Selected excerpt:
More “now hiring” signs litter your local market square than you can count, the furniture you ordered in July still hasn’t arrived, your favorite coffee shop recently reduced their hours of operation, and if things are getting really serious near you, your friendly neighborhood Chipotle “temporarily closed” … indefinitely. God save the burritos.
We are experiencing a labor shortage, but our shortage is not due to a lack of jobs. On the contrary, the number of available jobs exceeds the rate of the unemployed and then some. So, why is this happening?
The research is unambiguous: we don’t know why. And we may not for some time, but we do know the shortage is indiscriminate on who it affects. Not even the size of your company can offer immunity as concerns continue to mount surrounding what the long term impacts these shortages will have on our communities. Simply put, the structural well-being of our entire economy is suffering due to a lack of workers.
We live in a cause-and-effect world and our economy is conditional: labor interrupted, economy harmed. No workers, no burritos.

Dataset entries:
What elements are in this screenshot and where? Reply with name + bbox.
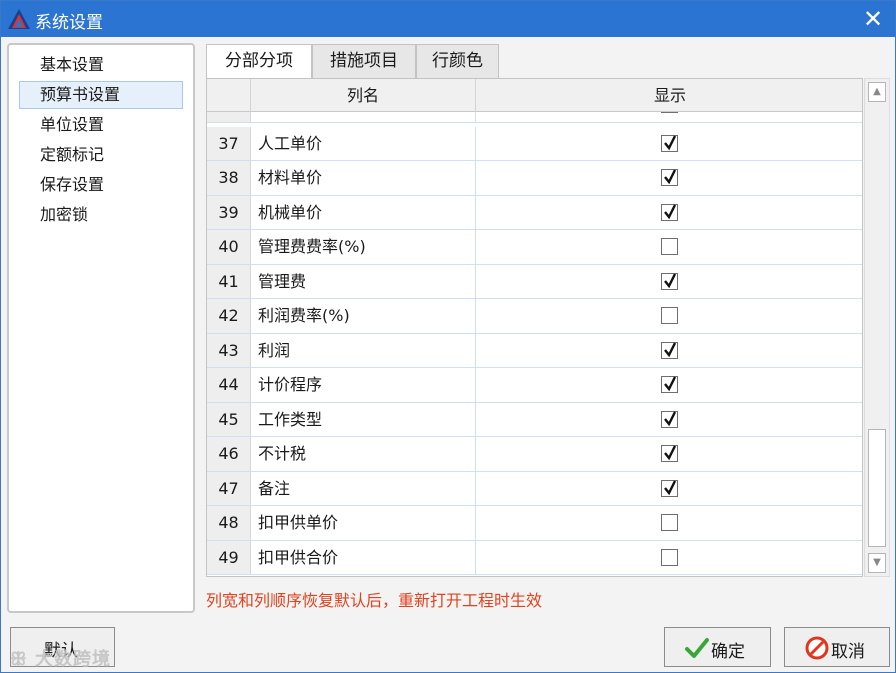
scroll-thumb[interactable] xyxy=(868,429,886,547)
sidebar-item[interactable]: 定额标记 xyxy=(19,141,183,169)
row-show-cell xyxy=(476,161,862,195)
sidebar-item[interactable]: 加密锁 xyxy=(19,201,183,229)
row-column-name: 备注 xyxy=(251,471,476,505)
sidebar-item[interactable]: 单位设置 xyxy=(19,111,183,139)
show-checkbox[interactable] xyxy=(661,410,678,428)
table-row: 37 人工单价 xyxy=(207,126,862,161)
row-show-cell xyxy=(476,541,862,575)
scroll-up-icon[interactable]: ▲ xyxy=(868,82,886,102)
table-row: 41 管理费 xyxy=(207,264,862,299)
row-number: 39 xyxy=(207,195,251,229)
row-column-name: 机械单价 xyxy=(251,195,476,229)
table-row: 45 工作类型 xyxy=(207,402,862,437)
show-checkbox[interactable] xyxy=(661,548,678,566)
settings-sidebar: 基本设置 预算书设置 单位设置 定额标记 保存设置 加密锁 xyxy=(7,43,195,613)
settings-dialog: 系统设置 ✕ 基本设置 预算书设置 单位设置 定额标记 保存设置 加密锁 分部分项 措施项… xyxy=(0,0,896,673)
window-title: 系统设置 xyxy=(35,13,103,33)
tab-fenbu-fenxiang[interactable]: 分部分项 xyxy=(206,44,312,80)
check-icon xyxy=(685,638,709,658)
scroll-down-icon[interactable]: ▼ xyxy=(868,553,886,573)
ok-button-label: 确定 xyxy=(711,642,745,662)
header-column-name: 列名 xyxy=(251,79,476,112)
table-row: 49 扣甲供合价 xyxy=(207,540,862,575)
row-number: 48 xyxy=(207,506,251,540)
row-show-cell xyxy=(476,403,862,437)
row-show-cell xyxy=(476,472,862,506)
row-number: 43 xyxy=(207,333,251,367)
grid-scrollbar[interactable]: ▲ ▼ xyxy=(864,78,890,577)
table-row: 42 利润费率(%) xyxy=(207,299,862,334)
row-number: 40 xyxy=(207,230,251,264)
show-checkbox[interactable] xyxy=(661,238,678,255)
row-column-name: 管理费 xyxy=(251,264,476,298)
tab-cuoshi-xiangmu[interactable]: 措施项目 xyxy=(312,44,416,79)
header-rownum xyxy=(207,79,251,112)
show-checkbox[interactable] xyxy=(661,203,678,221)
cancel-button-label: 取消 xyxy=(831,642,865,662)
cancel-icon xyxy=(805,636,829,660)
table-row: 38 材料单价 xyxy=(207,161,862,196)
grid-header: 列名 显示 xyxy=(207,79,862,112)
row-number: 38 xyxy=(207,161,251,195)
row-number: 46 xyxy=(207,437,251,471)
row-column-name: 扣甲供单价 xyxy=(251,506,476,540)
row-show-cell xyxy=(476,437,862,471)
row-number: 44 xyxy=(207,368,251,402)
row-number: 41 xyxy=(207,264,251,298)
close-icon[interactable]: ✕ xyxy=(859,5,887,33)
sidebar-item[interactable]: 保存设置 xyxy=(19,171,183,199)
table-row: 47 备注 xyxy=(207,471,862,506)
row-number: 49 xyxy=(207,540,251,574)
row-column-name: 利润 xyxy=(251,333,476,367)
show-checkbox[interactable] xyxy=(661,307,678,324)
row-show-cell xyxy=(476,334,862,368)
table-row: 43 利润 xyxy=(207,333,862,368)
show-checkbox[interactable] xyxy=(661,479,678,497)
row-column-name: 扣甲供合价 xyxy=(251,540,476,574)
row-number: 47 xyxy=(207,471,251,505)
watermark: ꕥ 大数跨境 xyxy=(10,649,111,670)
row-show-cell xyxy=(476,127,862,161)
row-show-cell xyxy=(476,506,862,540)
sidebar-item[interactable]: 基本设置 xyxy=(19,51,183,79)
row-number: 45 xyxy=(207,402,251,436)
show-checkbox[interactable] xyxy=(661,376,678,393)
show-checkbox[interactable] xyxy=(661,169,678,186)
sidebar-item[interactable]: 预算书设置 xyxy=(19,81,183,109)
row-column-name: 人工单价 xyxy=(251,126,476,160)
row-number: 37 xyxy=(207,126,251,160)
title-bar: 系统设置 ✕ xyxy=(1,1,895,37)
show-checkbox[interactable] xyxy=(661,134,678,152)
column-settings-grid: 36合价合计37人工单价38材料单价39机械单价40管理费费率(%)41管理费4… xyxy=(206,78,863,577)
row-show-cell xyxy=(476,265,862,299)
show-checkbox[interactable] xyxy=(661,514,678,531)
row-column-name: 材料单价 xyxy=(251,161,476,195)
header-show: 显示 xyxy=(653,86,686,105)
restart-note: 列宽和列顺序恢复默认后，重新打开工程时生效 xyxy=(206,591,543,610)
tab-row-color[interactable]: 行颜色 xyxy=(416,44,499,79)
table-row: 46 不计税 xyxy=(207,437,862,472)
row-column-name: 计价程序 xyxy=(251,368,476,402)
show-checkbox[interactable] xyxy=(661,341,678,359)
row-show-cell xyxy=(476,299,862,333)
row-column-name: 不计税 xyxy=(251,437,476,471)
row-column-name: 管理费费率(%) xyxy=(251,230,476,264)
table-row: 39 机械单价 xyxy=(207,195,862,230)
table-row: 44 计价程序 xyxy=(207,368,862,403)
row-show-cell xyxy=(476,368,862,402)
app-logo-icon xyxy=(8,9,30,29)
show-checkbox[interactable] xyxy=(661,272,678,290)
row-show-cell xyxy=(476,230,862,264)
row-number: 42 xyxy=(207,299,251,333)
row-show-cell xyxy=(476,196,862,230)
cancel-button[interactable]: 取消 xyxy=(784,627,890,667)
row-column-name: 工作类型 xyxy=(251,402,476,436)
show-checkbox[interactable] xyxy=(661,445,678,462)
row-column-name: 利润费率(%) xyxy=(251,299,476,333)
table-row: 48 扣甲供单价 xyxy=(207,506,862,541)
table-row: 40 管理费费率(%) xyxy=(207,230,862,265)
ok-button[interactable]: 确定 xyxy=(664,627,771,667)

Exercise details: Quote the labor shortage passage word for word, beginning at the words "We are experiencing" and stopping after "workers, no burritos.".

Output of the task:
We are experiencing a labor shortage, but our shortage is not due to a lack of jobs. On the contrary, the number of available jobs exceeds the rate of the unemployed and then some. So, why is this happening?
The research is unambiguous: we don’t know why. And we may not for some time, but we do know the shortage is indiscriminate on who it affects. Not even the size of your company can offer immunity as concerns continue to mount surrounding what the long term impacts these shortages will have on our communities. Simply put, the structural well-being of our entire economy is suffering due to a lack of workers.
We live in a cause-and-effect world and our economy is conditional: labor interrupted, economy harmed. No workers, no burritos.